*Problem*
Keep the pictures out of the copy and print all the entries below exactly.

[Stored data entries]
■ ■ ■ ■ ■
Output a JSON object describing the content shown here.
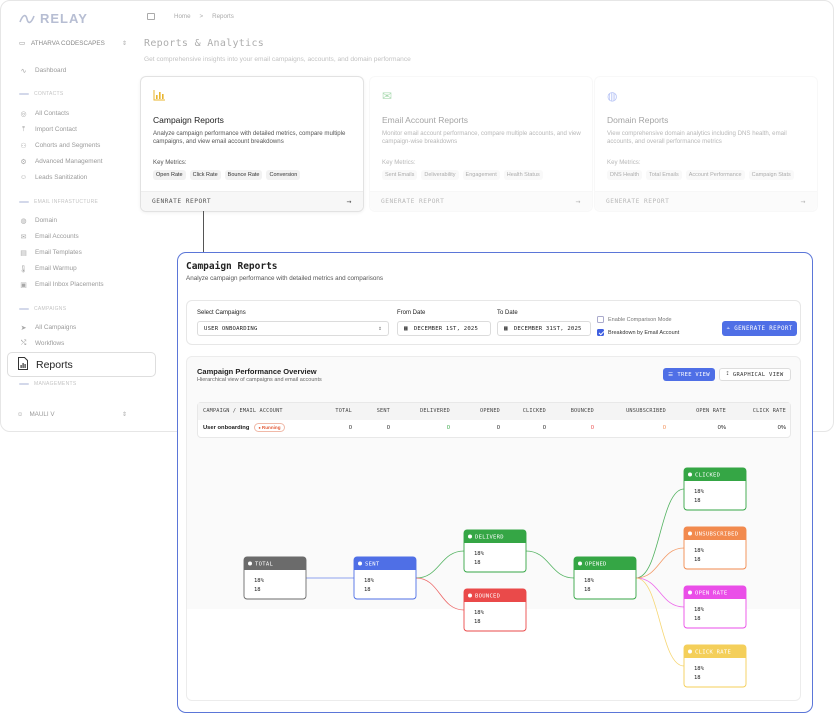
{
  "app": {
    "logo_text": "RELAY",
    "workspace": "ATHARVA CODESCAPES",
    "user": "MAULI V"
  },
  "sidebar": {
    "dashboard": "Dashboard",
    "sections": {
      "contacts": "CONTACTS",
      "email_infra": "EMAIL INFRASTUCTURE",
      "campaigns": "CAMPAIGNS",
      "management": "MANAGEMENTS"
    },
    "contacts_items": [
      "All Contacts",
      "Import Contact",
      "Cohorts and Segments",
      "Advanced Management",
      "Leads Sanitization"
    ],
    "infra_items": [
      "Domain",
      "Email Accounts",
      "Email Templates",
      "Email Warmup",
      "Email Inbox Placements"
    ],
    "campaign_items": [
      "All Campaigns",
      "Workflows"
    ],
    "active": "Reports"
  },
  "breadcrumb": {
    "home": "Home",
    "sep": ">",
    "current": "Reports"
  },
  "page": {
    "title": "Reports & Analytics",
    "subtitle": "Get comprehensive insights into your email campaigns, accounts, and domain performance"
  },
  "cards": [
    {
      "title": "Campaign Reports",
      "desc": "Analyze campaign performance with detailed metrics, compare multiple campaigns, and view email account breakdowns",
      "metrics_label": "Key Metrics:",
      "metrics": [
        "Open Rate",
        "Click Rate",
        "Bounce Rate",
        "Conversion"
      ],
      "action": "GENRATE REPORT"
    },
    {
      "title": "Email Account Reports",
      "desc": "Monitor email account performance, compare multiple accounts, and view campaign-wise breakdowns",
      "metrics_label": "Key Metrics:",
      "metrics": [
        "Sent Emails",
        "Deliverability",
        "Engagement",
        "Health Status"
      ],
      "action": "GENERATE REPORT"
    },
    {
      "title": "Domain Reports",
      "desc": "View comprehensive domain analytics including DNS health, email accounts, and overall performance metrics",
      "metrics_label": "Key Metrics:",
      "metrics": [
        "DNS Health",
        "Total Emails",
        "Account Performance",
        "Campaign Stats"
      ],
      "action": "GENERATE REPORT"
    }
  ],
  "panel": {
    "title": "Campaign Reports",
    "subtitle": "Analyze campaign performance with detailed metrics and comparisons",
    "filters": {
      "campaigns_label": "Select Campaigns",
      "campaigns_value": "USER ONBOARDING",
      "from_label": "From Date",
      "from_value": "DECEMBER 1ST, 2025",
      "to_label": "To Date",
      "to_value": "DECEMBER 31ST, 2025",
      "comparison": {
        "label": "Enable Comparison Mode",
        "checked": false
      },
      "breakdown": {
        "label": "Breakdown by Email Account",
        "checked": true
      },
      "generate": "GENERATE REPORT"
    },
    "overview": {
      "title": "Campaign Performance Overview",
      "subtitle": "Hierarchical view of campaigns and email accounts",
      "tree_view": "TREE VIEW",
      "graphical_view": "GRAPHICAL VIEW",
      "columns": [
        "CAMPAIGN / EMAIL ACCOUNT",
        "TOTAL",
        "SENT",
        "DELIVERED",
        "OPENED",
        "CLICKED",
        "BOUNCED",
        "UNSUBSCRIBED",
        "OPEN RATE",
        "CLICK RATE"
      ],
      "row": {
        "name": "User onboarding",
        "status": "Running",
        "values": [
          "0",
          "0",
          "0",
          "0",
          "0",
          "0",
          "0",
          "0%",
          "0%"
        ]
      }
    },
    "flow": {
      "nodes": [
        {
          "id": "total",
          "title": "TOTAL",
          "pct": "18%",
          "count": "18",
          "color": "#6b6b6b"
        },
        {
          "id": "sent",
          "title": "SENT",
          "pct": "18%",
          "count": "18",
          "color": "#4f6fe6"
        },
        {
          "id": "delivered",
          "title": "DELIVERD",
          "pct": "18%",
          "count": "18",
          "color": "#35a645"
        },
        {
          "id": "bounced",
          "title": "BOUNCED",
          "pct": "18%",
          "count": "18",
          "color": "#ea4a4a"
        },
        {
          "id": "opened",
          "title": "OPENED",
          "pct": "18%",
          "count": "18",
          "color": "#35a645"
        },
        {
          "id": "clicked",
          "title": "CLICKED",
          "pct": "18%",
          "count": "18",
          "color": "#35a645"
        },
        {
          "id": "unsubscribed",
          "title": "UNSUBSCRIBED",
          "pct": "18%",
          "count": "18",
          "color": "#f28a4e"
        },
        {
          "id": "open_rate",
          "title": "OPEN RATE",
          "pct": "18%",
          "count": "18",
          "color": "#ea4ee8"
        },
        {
          "id": "click_rate",
          "title": "CLICK RATE",
          "pct": "18%",
          "count": "18",
          "color": "#f4cf5a"
        }
      ]
    }
  },
  "colors": {
    "accent": "#4f6fe6",
    "panel_border": "#5b76d8"
  }
}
■ ■ ■ ■ ■
*Answer to the task*
Output a JSON object describing the content shown here.
{
  "app": {
    "logo_text": "RELAY",
    "workspace": "ATHARVA CODESCAPES",
    "user": "MAULI V"
  },
  "sidebar": {
    "dashboard": "Dashboard",
    "sections": {
      "contacts": "CONTACTS",
      "email_infra": "EMAIL INFRASTUCTURE",
      "campaigns": "CAMPAIGNS",
      "management": "MANAGEMENTS"
    },
    "contacts_items": [
      "All Contacts",
      "Import Contact",
      "Cohorts and Segments",
      "Advanced Management",
      "Leads Sanitization"
    ],
    "infra_items": [
      "Domain",
      "Email Accounts",
      "Email Templates",
      "Email Warmup",
      "Email Inbox Placements"
    ],
    "campaign_items": [
      "All Campaigns",
      "Workflows"
    ],
    "active": "Reports"
  },
  "breadcrumb": {
    "home": "Home",
    "sep": ">",
    "current": "Reports"
  },
  "page": {
    "title": "Reports & Analytics",
    "subtitle": "Get comprehensive insights into your email campaigns, accounts, and domain performance"
  },
  "cards": [
    {
      "title": "Campaign Reports",
      "desc": "Analyze campaign performance with detailed metrics, compare multiple campaigns, and view email account breakdowns",
      "metrics_label": "Key Metrics:",
      "metrics": [
        "Open Rate",
        "Click Rate",
        "Bounce Rate",
        "Conversion"
      ],
      "action": "GENRATE REPORT"
    },
    {
      "title": "Email Account Reports",
      "desc": "Monitor email account performance, compare multiple accounts, and view campaign-wise breakdowns",
      "metrics_label": "Key Metrics:",
      "metrics": [
        "Sent Emails",
        "Deliverability",
        "Engagement",
        "Health Status"
      ],
      "action": "GENERATE REPORT"
    },
    {
      "title": "Domain Reports",
      "desc": "View comprehensive domain analytics including DNS health, email accounts, and overall performance metrics",
      "metrics_label": "Key Metrics:",
      "metrics": [
        "DNS Health",
        "Total Emails",
        "Account Performance",
        "Campaign Stats"
      ],
      "action": "GENERATE REPORT"
    }
  ],
  "panel": {
    "title": "Campaign Reports",
    "subtitle": "Analyze campaign performance with detailed metrics and comparisons",
    "filters": {
      "campaigns_label": "Select Campaigns",
      "campaigns_value": "USER ONBOARDING",
      "from_label": "From Date",
      "from_value": "DECEMBER 1ST, 2025",
      "to_label": "To Date",
      "to_value": "DECEMBER 31ST, 2025",
      "comparison": {
        "label": "Enable Comparison Mode",
        "checked": false
      },
      "breakdown": {
        "label": "Breakdown by Email Account",
        "checked": true
      },
      "generate": "GENERATE REPORT"
    },
    "overview": {
      "title": "Campaign Performance Overview",
      "subtitle": "Hierarchical view of campaigns and email accounts",
      "tree_view": "TREE VIEW",
      "graphical_view": "GRAPHICAL VIEW",
      "columns": [
        "CAMPAIGN / EMAIL ACCOUNT",
        "TOTAL",
        "SENT",
        "DELIVERED",
        "OPENED",
        "CLICKED",
        "BOUNCED",
        "UNSUBSCRIBED",
        "OPEN RATE",
        "CLICK RATE"
      ],
      "row": {
        "name": "User onboarding",
        "status": "Running",
        "values": [
          "0",
          "0",
          "0",
          "0",
          "0",
          "0",
          "0",
          "0%",
          "0%"
        ]
      }
    },
    "flow": {
      "nodes": [
        {
          "id": "total",
          "title": "TOTAL",
          "pct": "18%",
          "count": "18",
          "color": "#6b6b6b"
        },
        {
          "id": "sent",
          "title": "SENT",
          "pct": "18%",
          "count": "18",
          "color": "#4f6fe6"
        },
        {
          "id": "delivered",
          "title": "DELIVERD",
          "pct": "18%",
          "count": "18",
          "color": "#35a645"
        },
        {
          "id": "bounced",
          "title": "BOUNCED",
          "pct": "18%",
          "count": "18",
          "color": "#ea4a4a"
        },
        {
          "id": "opened",
          "title": "OPENED",
          "pct": "18%",
          "count": "18",
          "color": "#35a645"
        },
        {
          "id": "clicked",
          "title": "CLICKED",
          "pct": "18%",
          "count": "18",
          "color": "#35a645"
        },
        {
          "id": "unsubscribed",
          "title": "UNSUBSCRIBED",
          "pct": "18%",
          "count": "18",
          "color": "#f28a4e"
        },
        {
          "id": "open_rate",
          "title": "OPEN RATE",
          "pct": "18%",
          "count": "18",
          "color": "#ea4ee8"
        },
        {
          "id": "click_rate",
          "title": "CLICK RATE",
          "pct": "18%",
          "count": "18",
          "color": "#f4cf5a"
        }
      ]
    }
  },
  "colors": {
    "accent": "#4f6fe6",
    "panel_border": "#5b76d8"
  }
}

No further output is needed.